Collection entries
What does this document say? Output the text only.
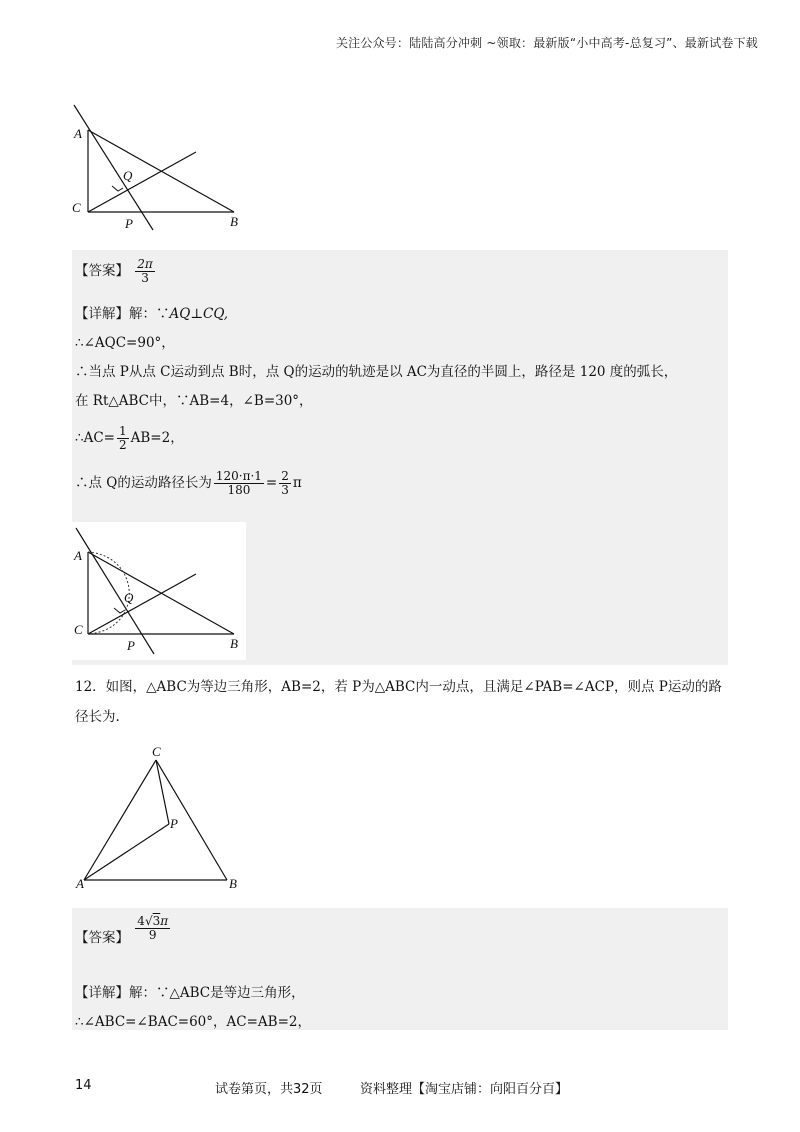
关注公众号：陆陆高分冲刺 ~领取：最新版“小中高考-总复习”、最新试卷下载
A
C
Q
P	B
【答案】 $\frac{2\pi}{3}$
【详解】解：∵AQ⊥CQ,
∴∠AQC=90°，
∴当点 P从点 C运动到点 B时，点 Q的运动的轨迹是以 AC为直径的半圆上，路径是 120 度的弧长，
在 Rt△ABC中，∵AB=4，∠B=30°，
∴AC= $\frac{1}{2} AB=2$，
∴点 Q的运动路径长为 $\frac{120\cdot\pi\cdot 1}{180} = \frac{2}{3}$ π
A
C
Q
P	B
12．如图，△ABC为等边三角形，AB=2，若 P为△ABC内一动点，且满足∠PAB=∠ACP，则点 P运动的路
径长为.
C
P
A	B
【答案】 $\frac{4√3\pi}{9}$
【详解】解：∵△ABC是等边三角形，
∴∠ABC=∠BAC=60°，AC=AB=2，
14	试卷第页，共32页	资料整理【淘宝店铺：向阳百分百】
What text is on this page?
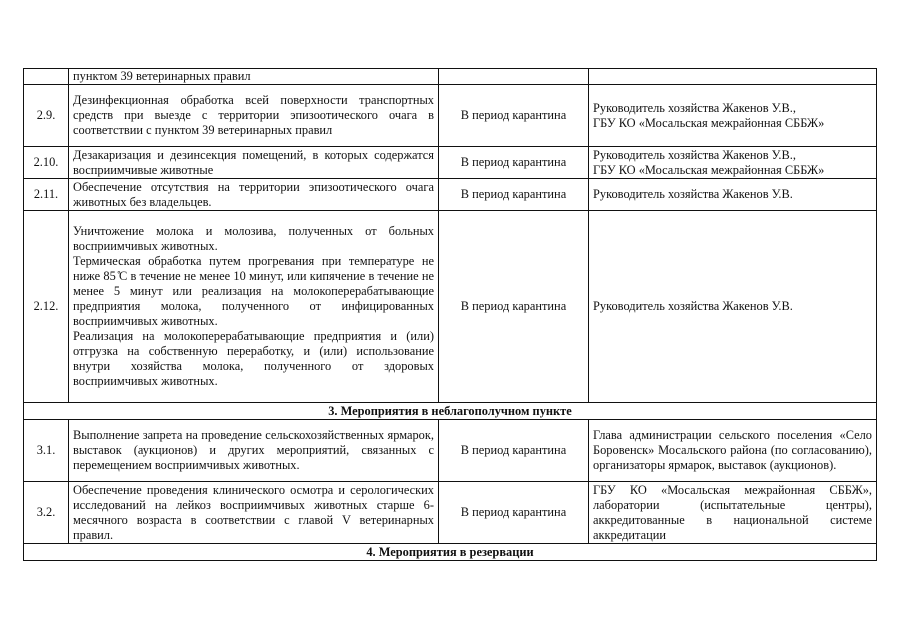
	пунктом 39 ветеринарных правил		
2.9.	Дезинфекционная обработка всей поверхности транспортных средств при выезде с территории эпизоотического очага в соответствии с пунктом 39 ветеринарных правил	В период карантина	Руководитель хозяйства Жакенов У.В.,
ГБУ КО «Мосальская межрайонная СББЖ»

2.10.	Дезакаризация и дезинсекция помещений, в которых содержатся восприимчивые животные	В период карантина	Руководитель хозяйства Жакенов У.В.,
ГБУ КО «Мосальская межрайонная СББЖ»

2.11.	Обеспечение отсутствия на территории эпизоотического очага животных без владельцев.	В период карантина	Руководитель хозяйства Жакенов У.В.
2.12.	Уничтожение молока и молозива, полученных от больных восприимчивых животных.
Термическая обработка путем прогревания при температуре не ниже 85 ̊С в течение не менее 10 минут, или кипячение в течение не менее 5 минут или реализация на молокоперерабатывающие предприятия молока, полученного от инфицированных восприимчивых животных.
Реализация на молокоперерабатывающие предприятия и (или) отгрузка на собственную переработку, и (или) использование внутри хозяйства молока, полученного от здоровых восприимчивых животных.	В период карантина	Руководитель хозяйства Жакенов У.В.
3. Мероприятия в неблагополучном пункте			
3.1.	Выполнение запрета на проведение сельскохозяйственных ярмарок, выставок (аукционов) и других мероприятий, связанных с перемещением восприимчивых животных.	В период карантина	Глава администрации сельского поселения «Село Боровенск» Мосальского района (по согласованию), организаторы ярмарок, выставок (аукционов).
3.2.	Обеспечение проведения клинического осмотра и серологических исследований на лейкоз восприимчивых животных старше 6-месячного возраста в соответствии с главой V ветеринарных правил.	В период карантина	ГБУ КО «Мосальская межрайонная СББЖ», лаборатории (испытательные центры), аккредитованные в национальной системе аккредитации
4. Мероприятия в резервации			
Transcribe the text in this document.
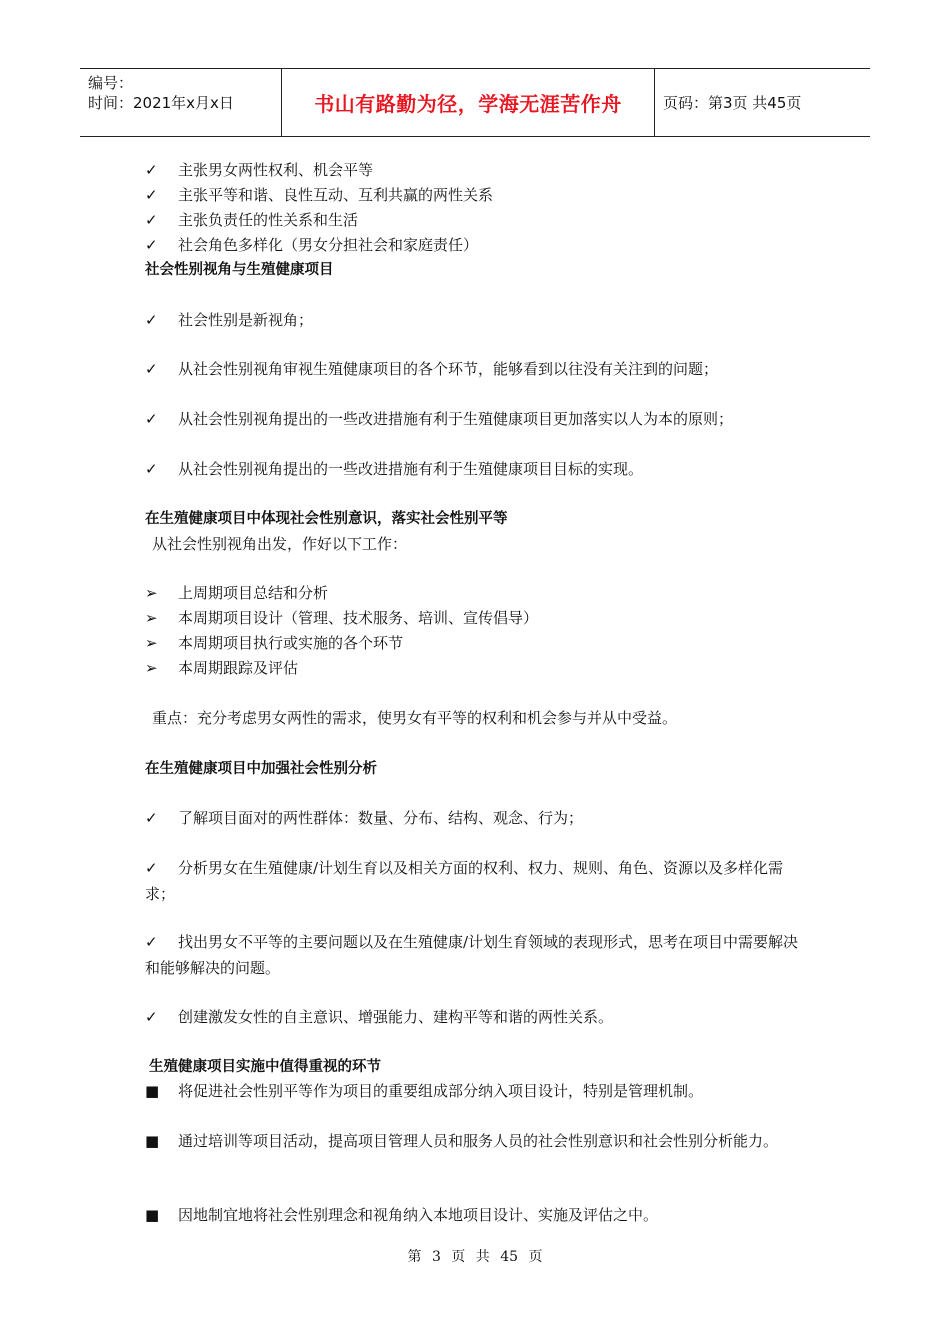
编号：
时间：2021年x月x日	书山有路勤为径，学海无涯苦作舟	页码：第3页 共45页
✓ 主张男女两性权利、机会平等
✓ 主张平等和谐、良性互动、互利共赢的两性关系
✓ 主张负责任的性关系和生活
✓ 社会角色多样化（男女分担社会和家庭责任）
社会性别视角与生殖健康项目
✓ 社会性别是新视角；
✓ 从社会性别视角审视生殖健康项目的各个环节，能够看到以往没有关注到的问题；
✓ 从社会性别视角提出的一些改进措施有利于生殖健康项目更加落实以人为本的原则；
✓ 从社会性别视角提出的一些改进措施有利于生殖健康项目目标的实现。
在生殖健康项目中体现社会性别意识，落实社会性别平等
从社会性别视角出发，作好以下工作：
➢ 上周期项目总结和分析
➢ 本周期项目设计（管理、技术服务、培训、宣传倡导）
➢ 本周期项目执行或实施的各个环节
➢ 本周期跟踪及评估
重点：充分考虑男女两性的需求，使男女有平等的权利和机会参与并从中受益。
在生殖健康项目中加强社会性别分析
✓ 了解项目面对的两性群体：数量、分布、结构、观念、行为；
✓ 分析男女在生殖健康/计划生育以及相关方面的权利、权力、规则、角色、资源以及多样化需求；
✓ 找出男女不平等的主要问题以及在生殖健康/计划生育领域的表现形式，思考在项目中需要解决和能够解决的问题。
✓ 创建激发女性的自主意识、增强能力、建构平等和谐的两性关系。
生殖健康项目实施中值得重视的环节
■ 将促进社会性别平等作为项目的重要组成部分纳入项目设计，特别是管理机制。
■ 通过培训等项目活动，提高项目管理人员和服务人员的社会性别意识和社会性别分析能力。
■ 因地制宜地将社会性别理念和视角纳入本地项目设计、实施及评估之中。
第 3 页 共 45 页
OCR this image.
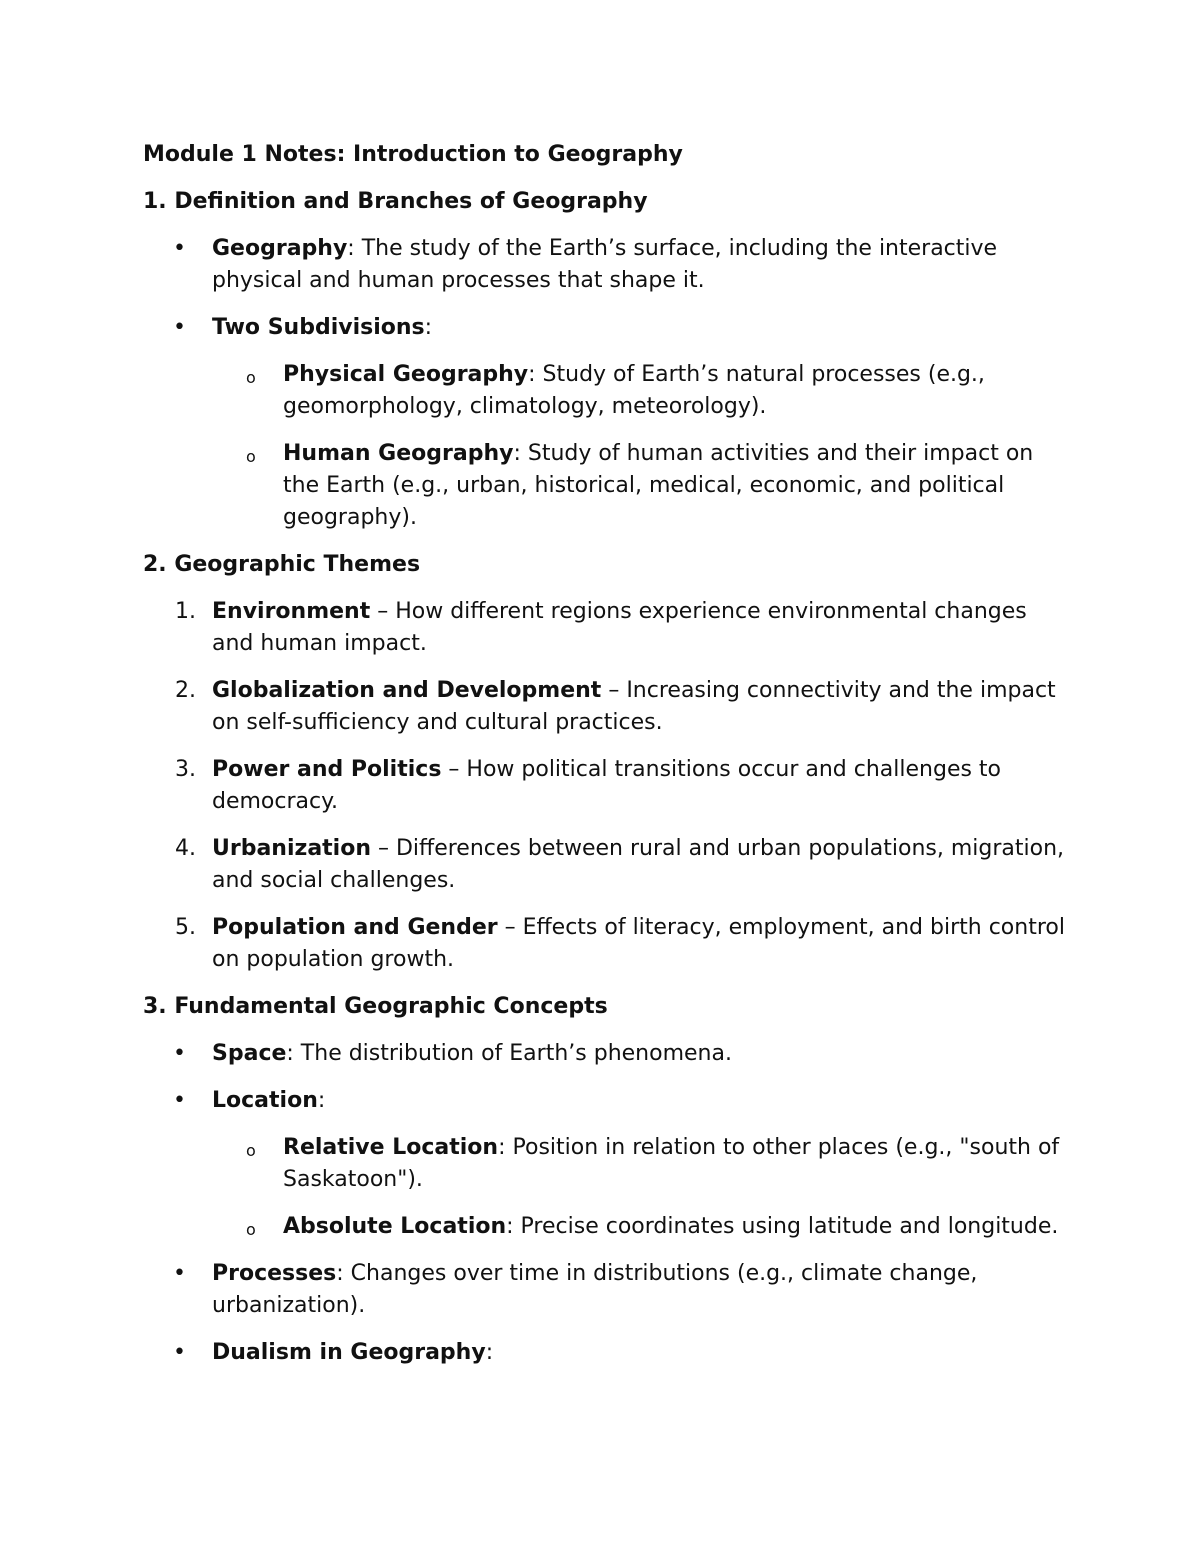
Module 1 Notes: Introduction to Geography
1. Definition and Branches of Geography
• Geography: The study of the Earth’s surface, including the interactive physical and human processes that shape it.
• Two Subdivisions:
o Physical Geography: Study of Earth’s natural processes (e.g., geomorphology, climatology, meteorology).
o Human Geography: Study of human activities and their impact on the Earth (e.g., urban, historical, medical, economic, and political geography).
2. Geographic Themes
1. Environment – How different regions experience environmental changes and human impact.
2. Globalization and Development – Increasing connectivity and the impact on self-sufficiency and cultural practices.
3. Power and Politics – How political transitions occur and challenges to democracy.
4. Urbanization – Differences between rural and urban populations, migration, and social challenges.
5. Population and Gender – Effects of literacy, employment, and birth control on population growth.
3. Fundamental Geographic Concepts
• Space: The distribution of Earth’s phenomena.
• Location:
o Relative Location: Position in relation to other places (e.g., "south of Saskatoon").
o Absolute Location: Precise coordinates using latitude and longitude.
• Processes: Changes over time in distributions (e.g., climate change, urbanization).
• Dualism in Geography:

- _EXERCISE REQUIREMENTS_: Copy out the whole listing exactly, and don't carry over any pictures.

- _OUTPUT_:
What does this document say? Output the text only.
关注公众号：陆陆高分冲刺 ~领取：最新版“小中高考-总复习”、最新试卷下载
A
C
Q
P	B
【答案】 $\frac{2\pi}{3}$
【详解】解：∵AQ⊥CQ,
∴∠AQC=90°，
∴当点 P从点 C运动到点 B时，点 Q的运动的轨迹是以 AC为直径的半圆上，路径是 120 度的弧长，
在 Rt△ABC中，∵AB=4，∠B=30°，
∴AC= $\frac{1}{2} AB=2$，
∴点 Q的运动路径长为 $\frac{120\cdot\pi\cdot 1}{180} = \frac{2}{3}$ π
A
C
Q
P	B
12．如图，△ABC为等边三角形，AB=2，若 P为△ABC内一动点，且满足∠PAB=∠ACP，则点 P运动的路
径长为.
C
P
A	B
【答案】 $\frac{4√3\pi}{9}$
【详解】解：∵△ABC是等边三角形，
∴∠ABC=∠BAC=60°，AC=AB=2，
14	试卷第页，共32页	资料整理【淘宝店铺：向阳百分百】
What text is on this page?
	пунктом 39 ветеринарных правил		
2.9.	Дезинфекционная обработка всей поверхности транспортных средств при выезде с территории эпизоотического очага в соответствии с пунктом 39 ветеринарных правил	В период карантина	Руководитель хозяйства Жакенов У.В.,
ГБУ КО «Мосальская межрайонная СББЖ»

2.10.	Дезакаризация и дезинсекция помещений, в которых содержатся восприимчивые животные	В период карантина	Руководитель хозяйства Жакенов У.В.,
ГБУ КО «Мосальская межрайонная СББЖ»

2.11.	Обеспечение отсутствия на территории эпизоотического очага животных без владельцев.	В период карантина	Руководитель хозяйства Жакенов У.В.
2.12.	Уничтожение молока и молозива, полученных от больных восприимчивых животных.
Термическая обработка путем прогревания при температуре не ниже 85 ̊С в течение не менее 10 минут, или кипячение в течение не менее 5 минут или реализация на молокоперерабатывающие предприятия молока, полученного от инфицированных восприимчивых животных.
Реализация на молокоперерабатывающие предприятия и (или) отгрузка на собственную переработку, и (или) использование внутри хозяйства молока, полученного от здоровых восприимчивых животных.	В период карантина	Руководитель хозяйства Жакенов У.В.
3. Мероприятия в неблагополучном пункте			
3.1.	Выполнение запрета на проведение сельскохозяйственных ярмарок, выставок (аукционов) и других мероприятий, связанных с перемещением восприимчивых животных.	В период карантина	Глава администрации сельского поселения «Село Боровенск» Мосальского района (по согласованию), организаторы ярмарок, выставок (аукционов).
3.2.	Обеспечение проведения клинического осмотра и серологических исследований на лейкоз восприимчивых животных старше 6-месячного возраста в соответствии с главой V ветеринарных правил.	В период карантина	ГБУ КО «Мосальская межрайонная СББЖ», лаборатории (испытательные центры), аккредитованные в национальной системе аккредитации
4. Мероприятия в резервации			
Transcribe the text in this document.
编号：
时间：2021年x月x日	书山有路勤为径，学海无涯苦作舟	页码：第3页 共45页
✓ 主张男女两性权利、机会平等
✓ 主张平等和谐、良性互动、互利共赢的两性关系
✓ 主张负责任的性关系和生活
✓ 社会角色多样化（男女分担社会和家庭责任）
社会性别视角与生殖健康项目
✓ 社会性别是新视角；
✓ 从社会性别视角审视生殖健康项目的各个环节，能够看到以往没有关注到的问题；
✓ 从社会性别视角提出的一些改进措施有利于生殖健康项目更加落实以人为本的原则；
✓ 从社会性别视角提出的一些改进措施有利于生殖健康项目目标的实现。
在生殖健康项目中体现社会性别意识，落实社会性别平等
从社会性别视角出发，作好以下工作：
➢ 上周期项目总结和分析
➢ 本周期项目设计（管理、技术服务、培训、宣传倡导）
➢ 本周期项目执行或实施的各个环节
➢ 本周期跟踪及评估
重点：充分考虑男女两性的需求，使男女有平等的权利和机会参与并从中受益。
在生殖健康项目中加强社会性别分析
✓ 了解项目面对的两性群体：数量、分布、结构、观念、行为；
✓ 分析男女在生殖健康/计划生育以及相关方面的权利、权力、规则、角色、资源以及多样化需求；
✓ 找出男女不平等的主要问题以及在生殖健康/计划生育领域的表现形式，思考在项目中需要解决和能够解决的问题。
✓ 创建激发女性的自主意识、增强能力、建构平等和谐的两性关系。
生殖健康项目实施中值得重视的环节
■ 将促进社会性别平等作为项目的重要组成部分纳入项目设计，特别是管理机制。
■ 通过培训等项目活动，提高项目管理人员和服务人员的社会性别意识和社会性别分析能力。
■ 因地制宜地将社会性别理念和视角纳入本地项目设计、实施及评估之中。
第 3 页 共 45 页
OCR this image.
Module 1 Notes: Introduction to Geography
1. Definition and Branches of Geography
• Geography: The study of the Earth’s surface, including the interactive physical and human processes that shape it.
• Two Subdivisions:
o Physical Geography: Study of Earth’s natural processes (e.g., geomorphology, climatology, meteorology).
o Human Geography: Study of human activities and their impact on the Earth (e.g., urban, historical, medical, economic, and political geography).
2. Geographic Themes
1. Environment – How different regions experience environmental changes and human impact.
2. Globalization and Development – Increasing connectivity and the impact on self-sufficiency and cultural practices.
3. Power and Politics – How political transitions occur and challenges to democracy.
4. Urbanization – Differences between rural and urban populations, migration, and social challenges.
5. Population and Gender – Effects of literacy, employment, and birth control on population growth.
3. Fundamental Geographic Concepts
• Space: The distribution of Earth’s phenomena.
• Location:
o Relative Location: Position in relation to other places (e.g., "south of Saskatoon").
o Absolute Location: Precise coordinates using latitude and longitude.
• Processes: Changes over time in distributions (e.g., climate change, urbanization).
• Dualism in Geography:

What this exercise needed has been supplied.